### TASK DETAILS
Copy the data below exactly.

Data extracted from a collection:
- - -
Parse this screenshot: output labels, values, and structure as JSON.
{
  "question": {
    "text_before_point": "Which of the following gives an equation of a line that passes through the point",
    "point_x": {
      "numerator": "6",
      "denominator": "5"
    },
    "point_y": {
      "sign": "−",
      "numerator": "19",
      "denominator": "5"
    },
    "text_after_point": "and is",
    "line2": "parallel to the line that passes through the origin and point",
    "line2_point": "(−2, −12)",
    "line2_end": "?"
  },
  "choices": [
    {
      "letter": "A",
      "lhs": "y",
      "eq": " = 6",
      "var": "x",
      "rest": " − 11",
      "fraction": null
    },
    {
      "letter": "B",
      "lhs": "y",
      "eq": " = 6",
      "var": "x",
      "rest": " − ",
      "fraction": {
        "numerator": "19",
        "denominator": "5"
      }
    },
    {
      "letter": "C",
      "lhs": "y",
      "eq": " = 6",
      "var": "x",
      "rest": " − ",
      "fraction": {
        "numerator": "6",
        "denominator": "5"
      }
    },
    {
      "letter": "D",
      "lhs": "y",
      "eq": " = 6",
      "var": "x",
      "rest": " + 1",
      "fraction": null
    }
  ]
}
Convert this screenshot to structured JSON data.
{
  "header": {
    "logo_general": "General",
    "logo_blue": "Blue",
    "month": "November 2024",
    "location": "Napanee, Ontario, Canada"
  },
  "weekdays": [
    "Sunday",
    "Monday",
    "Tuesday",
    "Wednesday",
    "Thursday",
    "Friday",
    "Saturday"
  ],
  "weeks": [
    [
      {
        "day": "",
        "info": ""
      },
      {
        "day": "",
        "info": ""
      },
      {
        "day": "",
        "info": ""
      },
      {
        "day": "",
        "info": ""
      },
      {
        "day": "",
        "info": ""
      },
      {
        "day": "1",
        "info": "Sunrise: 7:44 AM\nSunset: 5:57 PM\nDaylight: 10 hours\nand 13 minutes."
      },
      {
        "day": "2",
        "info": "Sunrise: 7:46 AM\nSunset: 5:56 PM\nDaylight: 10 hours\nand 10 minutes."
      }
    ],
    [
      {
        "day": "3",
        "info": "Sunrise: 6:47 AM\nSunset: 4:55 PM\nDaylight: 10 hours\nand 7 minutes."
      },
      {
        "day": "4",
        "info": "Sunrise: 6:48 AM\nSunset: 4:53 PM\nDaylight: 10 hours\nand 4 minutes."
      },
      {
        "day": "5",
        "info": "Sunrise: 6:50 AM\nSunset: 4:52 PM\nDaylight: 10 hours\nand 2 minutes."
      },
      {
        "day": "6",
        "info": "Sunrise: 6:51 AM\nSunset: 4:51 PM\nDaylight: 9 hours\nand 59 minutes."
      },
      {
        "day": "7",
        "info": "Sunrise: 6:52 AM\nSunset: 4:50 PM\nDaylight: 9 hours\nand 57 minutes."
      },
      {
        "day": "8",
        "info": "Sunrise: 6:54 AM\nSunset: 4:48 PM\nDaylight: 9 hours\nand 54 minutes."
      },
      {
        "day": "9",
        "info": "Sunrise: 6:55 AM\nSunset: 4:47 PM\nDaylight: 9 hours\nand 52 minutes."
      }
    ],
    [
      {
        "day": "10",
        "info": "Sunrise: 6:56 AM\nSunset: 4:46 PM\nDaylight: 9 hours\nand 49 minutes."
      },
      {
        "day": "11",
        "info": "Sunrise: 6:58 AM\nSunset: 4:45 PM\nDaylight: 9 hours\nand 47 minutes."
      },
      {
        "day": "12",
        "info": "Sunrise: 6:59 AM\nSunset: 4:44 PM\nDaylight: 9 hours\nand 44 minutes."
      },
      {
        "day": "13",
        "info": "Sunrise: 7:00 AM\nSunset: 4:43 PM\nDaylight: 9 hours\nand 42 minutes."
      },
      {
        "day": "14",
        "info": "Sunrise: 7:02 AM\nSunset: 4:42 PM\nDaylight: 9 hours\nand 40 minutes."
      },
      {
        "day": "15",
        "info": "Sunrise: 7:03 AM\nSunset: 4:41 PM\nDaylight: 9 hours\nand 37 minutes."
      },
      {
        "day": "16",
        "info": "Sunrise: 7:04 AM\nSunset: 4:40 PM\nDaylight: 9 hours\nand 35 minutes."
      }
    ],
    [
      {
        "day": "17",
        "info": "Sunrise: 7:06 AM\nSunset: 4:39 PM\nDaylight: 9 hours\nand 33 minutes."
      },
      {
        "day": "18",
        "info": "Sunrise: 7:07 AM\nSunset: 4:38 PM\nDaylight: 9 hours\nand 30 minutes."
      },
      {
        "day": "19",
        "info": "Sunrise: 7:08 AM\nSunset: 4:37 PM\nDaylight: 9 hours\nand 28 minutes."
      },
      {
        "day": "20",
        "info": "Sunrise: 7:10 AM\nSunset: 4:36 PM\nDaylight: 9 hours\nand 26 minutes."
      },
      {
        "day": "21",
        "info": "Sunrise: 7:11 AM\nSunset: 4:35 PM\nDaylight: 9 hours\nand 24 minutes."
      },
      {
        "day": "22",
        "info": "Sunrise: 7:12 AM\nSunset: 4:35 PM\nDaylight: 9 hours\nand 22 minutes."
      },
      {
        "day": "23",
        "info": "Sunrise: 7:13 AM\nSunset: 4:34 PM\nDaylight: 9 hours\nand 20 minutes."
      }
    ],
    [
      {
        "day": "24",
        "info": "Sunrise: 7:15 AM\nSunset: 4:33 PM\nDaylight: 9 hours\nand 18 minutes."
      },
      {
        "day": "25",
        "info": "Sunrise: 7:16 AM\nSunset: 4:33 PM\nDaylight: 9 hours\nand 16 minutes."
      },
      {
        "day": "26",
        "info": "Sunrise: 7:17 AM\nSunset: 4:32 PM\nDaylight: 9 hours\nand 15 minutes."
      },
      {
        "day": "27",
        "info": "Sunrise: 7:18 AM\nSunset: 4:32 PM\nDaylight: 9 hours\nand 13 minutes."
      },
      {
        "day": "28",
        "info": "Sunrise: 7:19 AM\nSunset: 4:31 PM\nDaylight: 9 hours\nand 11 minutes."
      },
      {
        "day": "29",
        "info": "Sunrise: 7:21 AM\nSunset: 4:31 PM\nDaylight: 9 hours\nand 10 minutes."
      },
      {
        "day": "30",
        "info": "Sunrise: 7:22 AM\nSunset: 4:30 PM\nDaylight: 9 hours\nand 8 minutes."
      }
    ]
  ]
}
- - -
### RESPONSE TO THE TASK
Parse this screenshot: output labels, values, and structure as JSON.
{
  "question": {
    "text_before_point": "Which of the following gives an equation of a line that passes through the point",
    "point_x": {
      "numerator": "6",
      "denominator": "5"
    },
    "point_y": {
      "sign": "−",
      "numerator": "19",
      "denominator": "5"
    },
    "text_after_point": "and is",
    "line2": "parallel to the line that passes through the origin and point",
    "line2_point": "(−2, −12)",
    "line2_end": "?"
  },
  "choices": [
    {
      "letter": "A",
      "lhs": "y",
      "eq": " = 6",
      "var": "x",
      "rest": " − 11",
      "fraction": null
    },
    {
      "letter": "B",
      "lhs": "y",
      "eq": " = 6",
      "var": "x",
      "rest": " − ",
      "fraction": {
        "numerator": "19",
        "denominator": "5"
      }
    },
    {
      "letter": "C",
      "lhs": "y",
      "eq": " = 6",
      "var": "x",
      "rest": " − ",
      "fraction": {
        "numerator": "6",
        "denominator": "5"
      }
    },
    {
      "letter": "D",
      "lhs": "y",
      "eq": " = 6",
      "var": "x",
      "rest": " + 1",
      "fraction": null
    }
  ]
}
Convert this screenshot to structured JSON data.
{
  "header": {
    "logo_general": "General",
    "logo_blue": "Blue",
    "month": "November 2024",
    "location": "Napanee, Ontario, Canada"
  },
  "weekdays": [
    "Sunday",
    "Monday",
    "Tuesday",
    "Wednesday",
    "Thursday",
    "Friday",
    "Saturday"
  ],
  "weeks": [
    [
      {
        "day": "",
        "info": ""
      },
      {
        "day": "",
        "info": ""
      },
      {
        "day": "",
        "info": ""
      },
      {
        "day": "",
        "info": ""
      },
      {
        "day": "",
        "info": ""
      },
      {
        "day": "1",
        "info": "Sunrise: 7:44 AM\nSunset: 5:57 PM\nDaylight: 10 hours\nand 13 minutes."
      },
      {
        "day": "2",
        "info": "Sunrise: 7:46 AM\nSunset: 5:56 PM\nDaylight: 10 hours\nand 10 minutes."
      }
    ],
    [
      {
        "day": "3",
        "info": "Sunrise: 6:47 AM\nSunset: 4:55 PM\nDaylight: 10 hours\nand 7 minutes."
      },
      {
        "day": "4",
        "info": "Sunrise: 6:48 AM\nSunset: 4:53 PM\nDaylight: 10 hours\nand 4 minutes."
      },
      {
        "day": "5",
        "info": "Sunrise: 6:50 AM\nSunset: 4:52 PM\nDaylight: 10 hours\nand 2 minutes."
      },
      {
        "day": "6",
        "info": "Sunrise: 6:51 AM\nSunset: 4:51 PM\nDaylight: 9 hours\nand 59 minutes."
      },
      {
        "day": "7",
        "info": "Sunrise: 6:52 AM\nSunset: 4:50 PM\nDaylight: 9 hours\nand 57 minutes."
      },
      {
        "day": "8",
        "info": "Sunrise: 6:54 AM\nSunset: 4:48 PM\nDaylight: 9 hours\nand 54 minutes."
      },
      {
        "day": "9",
        "info": "Sunrise: 6:55 AM\nSunset: 4:47 PM\nDaylight: 9 hours\nand 52 minutes."
      }
    ],
    [
      {
        "day": "10",
        "info": "Sunrise: 6:56 AM\nSunset: 4:46 PM\nDaylight: 9 hours\nand 49 minutes."
      },
      {
        "day": "11",
        "info": "Sunrise: 6:58 AM\nSunset: 4:45 PM\nDaylight: 9 hours\nand 47 minutes."
      },
      {
        "day": "12",
        "info": "Sunrise: 6:59 AM\nSunset: 4:44 PM\nDaylight: 9 hours\nand 44 minutes."
      },
      {
        "day": "13",
        "info": "Sunrise: 7:00 AM\nSunset: 4:43 PM\nDaylight: 9 hours\nand 42 minutes."
      },
      {
        "day": "14",
        "info": "Sunrise: 7:02 AM\nSunset: 4:42 PM\nDaylight: 9 hours\nand 40 minutes."
      },
      {
        "day": "15",
        "info": "Sunrise: 7:03 AM\nSunset: 4:41 PM\nDaylight: 9 hours\nand 37 minutes."
      },
      {
        "day": "16",
        "info": "Sunrise: 7:04 AM\nSunset: 4:40 PM\nDaylight: 9 hours\nand 35 minutes."
      }
    ],
    [
      {
        "day": "17",
        "info": "Sunrise: 7:06 AM\nSunset: 4:39 PM\nDaylight: 9 hours\nand 33 minutes."
      },
      {
        "day": "18",
        "info": "Sunrise: 7:07 AM\nSunset: 4:38 PM\nDaylight: 9 hours\nand 30 minutes."
      },
      {
        "day": "19",
        "info": "Sunrise: 7:08 AM\nSunset: 4:37 PM\nDaylight: 9 hours\nand 28 minutes."
      },
      {
        "day": "20",
        "info": "Sunrise: 7:10 AM\nSunset: 4:36 PM\nDaylight: 9 hours\nand 26 minutes."
      },
      {
        "day": "21",
        "info": "Sunrise: 7:11 AM\nSunset: 4:35 PM\nDaylight: 9 hours\nand 24 minutes."
      },
      {
        "day": "22",
        "info": "Sunrise: 7:12 AM\nSunset: 4:35 PM\nDaylight: 9 hours\nand 22 minutes."
      },
      {
        "day": "23",
        "info": "Sunrise: 7:13 AM\nSunset: 4:34 PM\nDaylight: 9 hours\nand 20 minutes."
      }
    ],
    [
      {
        "day": "24",
        "info": "Sunrise: 7:15 AM\nSunset: 4:33 PM\nDaylight: 9 hours\nand 18 minutes."
      },
      {
        "day": "25",
        "info": "Sunrise: 7:16 AM\nSunset: 4:33 PM\nDaylight: 9 hours\nand 16 minutes."
      },
      {
        "day": "26",
        "info": "Sunrise: 7:17 AM\nSunset: 4:32 PM\nDaylight: 9 hours\nand 15 minutes."
      },
      {
        "day": "27",
        "info": "Sunrise: 7:18 AM\nSunset: 4:32 PM\nDaylight: 9 hours\nand 13 minutes."
      },
      {
        "day": "28",
        "info": "Sunrise: 7:19 AM\nSunset: 4:31 PM\nDaylight: 9 hours\nand 11 minutes."
      },
      {
        "day": "29",
        "info": "Sunrise: 7:21 AM\nSunset: 4:31 PM\nDaylight: 9 hours\nand 10 minutes."
      },
      {
        "day": "30",
        "info": "Sunrise: 7:22 AM\nSunset: 4:30 PM\nDaylight: 9 hours\nand 8 minutes."
      }
    ]
  ]
}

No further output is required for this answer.